Data shown
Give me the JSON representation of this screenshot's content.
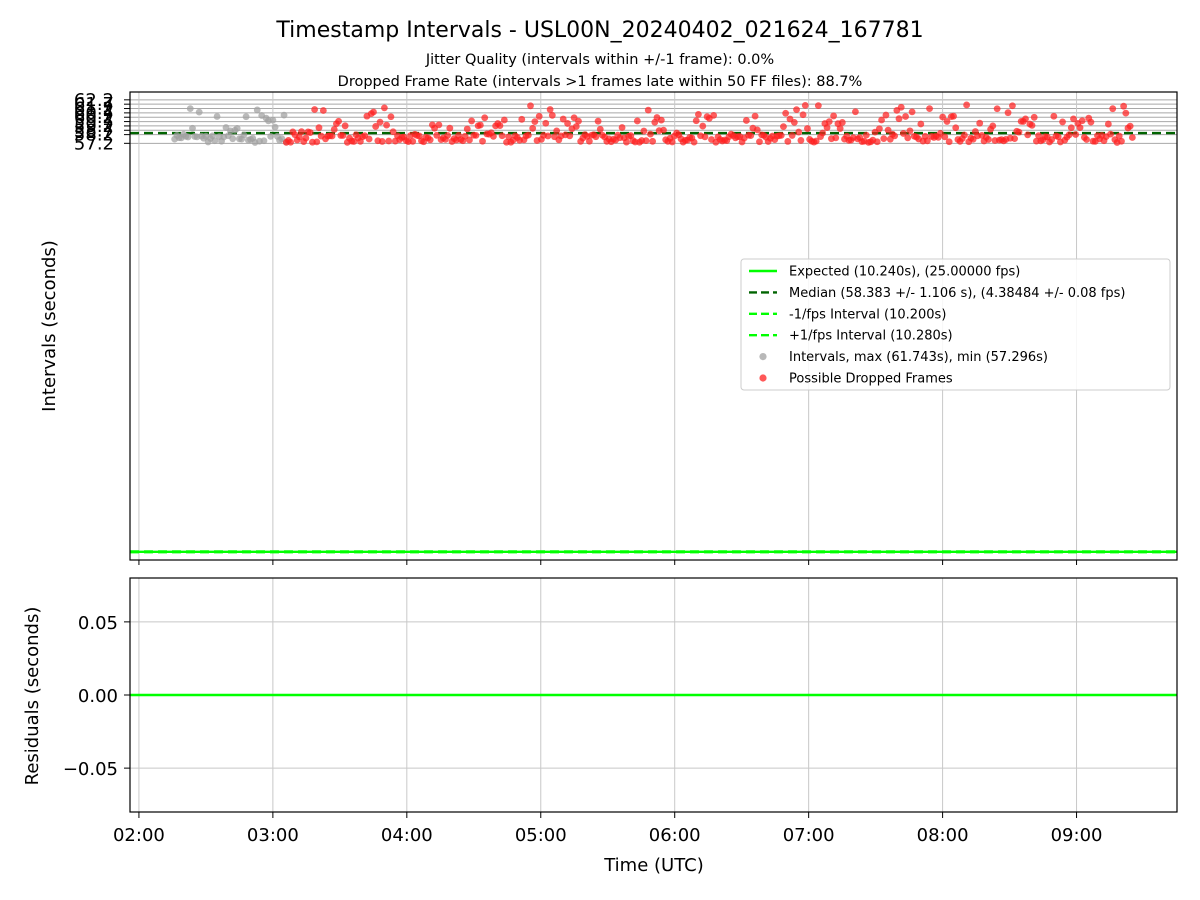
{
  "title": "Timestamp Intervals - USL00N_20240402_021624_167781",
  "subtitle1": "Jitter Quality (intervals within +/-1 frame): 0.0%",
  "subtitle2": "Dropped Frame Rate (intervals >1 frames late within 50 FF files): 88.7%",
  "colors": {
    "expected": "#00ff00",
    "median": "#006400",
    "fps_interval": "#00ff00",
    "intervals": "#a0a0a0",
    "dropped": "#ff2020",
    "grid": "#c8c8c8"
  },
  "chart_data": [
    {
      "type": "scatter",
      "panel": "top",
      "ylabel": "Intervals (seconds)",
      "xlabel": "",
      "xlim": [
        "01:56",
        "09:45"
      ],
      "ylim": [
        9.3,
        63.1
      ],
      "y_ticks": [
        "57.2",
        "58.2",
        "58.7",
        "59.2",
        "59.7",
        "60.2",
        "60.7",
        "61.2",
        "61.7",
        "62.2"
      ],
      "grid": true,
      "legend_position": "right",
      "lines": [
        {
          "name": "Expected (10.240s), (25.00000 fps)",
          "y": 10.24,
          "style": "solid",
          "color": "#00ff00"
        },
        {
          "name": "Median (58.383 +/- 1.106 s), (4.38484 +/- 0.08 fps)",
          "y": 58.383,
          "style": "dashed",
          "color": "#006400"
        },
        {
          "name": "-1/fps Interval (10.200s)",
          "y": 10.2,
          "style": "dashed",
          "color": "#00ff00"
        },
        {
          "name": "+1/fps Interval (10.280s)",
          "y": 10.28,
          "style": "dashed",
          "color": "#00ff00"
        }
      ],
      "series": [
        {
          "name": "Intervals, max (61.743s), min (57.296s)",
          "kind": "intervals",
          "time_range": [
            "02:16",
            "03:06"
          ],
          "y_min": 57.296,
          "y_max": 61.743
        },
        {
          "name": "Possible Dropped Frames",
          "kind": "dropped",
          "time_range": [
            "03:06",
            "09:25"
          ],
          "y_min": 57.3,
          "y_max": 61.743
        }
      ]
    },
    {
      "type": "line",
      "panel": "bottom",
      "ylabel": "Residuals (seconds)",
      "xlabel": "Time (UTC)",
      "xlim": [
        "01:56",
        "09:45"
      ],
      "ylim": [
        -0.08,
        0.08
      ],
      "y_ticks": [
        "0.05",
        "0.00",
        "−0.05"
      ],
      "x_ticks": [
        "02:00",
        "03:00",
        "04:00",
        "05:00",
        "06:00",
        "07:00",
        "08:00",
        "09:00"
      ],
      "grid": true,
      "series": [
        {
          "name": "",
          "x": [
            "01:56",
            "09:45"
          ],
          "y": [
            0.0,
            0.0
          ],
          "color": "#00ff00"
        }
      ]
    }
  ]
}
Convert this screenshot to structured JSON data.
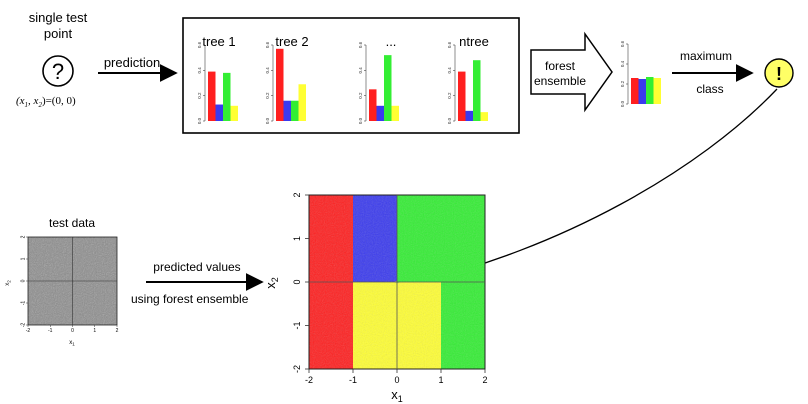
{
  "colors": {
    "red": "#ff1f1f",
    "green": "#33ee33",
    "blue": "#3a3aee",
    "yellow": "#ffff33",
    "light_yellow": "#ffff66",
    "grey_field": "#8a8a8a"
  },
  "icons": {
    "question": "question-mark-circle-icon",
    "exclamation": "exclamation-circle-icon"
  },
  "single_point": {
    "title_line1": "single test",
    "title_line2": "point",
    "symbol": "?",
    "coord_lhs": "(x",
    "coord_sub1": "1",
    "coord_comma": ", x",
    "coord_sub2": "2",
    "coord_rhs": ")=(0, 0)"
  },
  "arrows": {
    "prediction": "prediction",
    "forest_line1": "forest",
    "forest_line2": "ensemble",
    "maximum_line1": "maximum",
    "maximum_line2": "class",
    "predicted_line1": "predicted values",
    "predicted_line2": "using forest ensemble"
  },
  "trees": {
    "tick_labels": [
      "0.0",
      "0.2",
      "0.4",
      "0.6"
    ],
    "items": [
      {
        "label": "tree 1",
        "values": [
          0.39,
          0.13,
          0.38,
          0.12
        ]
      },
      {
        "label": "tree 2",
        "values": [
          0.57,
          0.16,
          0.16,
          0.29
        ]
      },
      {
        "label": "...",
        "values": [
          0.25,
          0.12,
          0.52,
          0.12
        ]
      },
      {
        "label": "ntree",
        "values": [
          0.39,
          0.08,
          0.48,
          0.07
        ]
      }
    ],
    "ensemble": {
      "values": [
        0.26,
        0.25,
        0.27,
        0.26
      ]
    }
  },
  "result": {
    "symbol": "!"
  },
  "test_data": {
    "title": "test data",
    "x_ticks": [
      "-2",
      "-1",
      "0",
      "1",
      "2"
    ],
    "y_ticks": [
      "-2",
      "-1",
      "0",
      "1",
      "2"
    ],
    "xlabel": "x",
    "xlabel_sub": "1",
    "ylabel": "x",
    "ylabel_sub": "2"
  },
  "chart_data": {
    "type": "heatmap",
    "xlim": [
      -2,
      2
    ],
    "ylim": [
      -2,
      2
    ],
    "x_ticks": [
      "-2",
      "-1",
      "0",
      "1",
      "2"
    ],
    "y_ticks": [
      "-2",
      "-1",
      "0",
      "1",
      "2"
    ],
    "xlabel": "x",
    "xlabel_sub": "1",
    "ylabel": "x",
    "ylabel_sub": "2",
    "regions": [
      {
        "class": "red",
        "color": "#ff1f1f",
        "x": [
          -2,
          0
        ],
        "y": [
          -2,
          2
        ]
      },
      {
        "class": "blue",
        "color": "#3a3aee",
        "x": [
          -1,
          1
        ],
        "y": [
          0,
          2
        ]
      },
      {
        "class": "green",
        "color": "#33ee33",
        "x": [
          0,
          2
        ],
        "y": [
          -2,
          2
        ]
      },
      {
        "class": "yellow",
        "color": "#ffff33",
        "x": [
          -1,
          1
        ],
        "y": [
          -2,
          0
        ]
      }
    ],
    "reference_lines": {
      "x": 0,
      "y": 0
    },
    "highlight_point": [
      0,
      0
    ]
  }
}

Written exercise
Pull out all lines from the listing that contain the string "JSON".

Exercise output
Give me the JSON representation of this screenshot's content.
Convert this screenshot to structured JSON data.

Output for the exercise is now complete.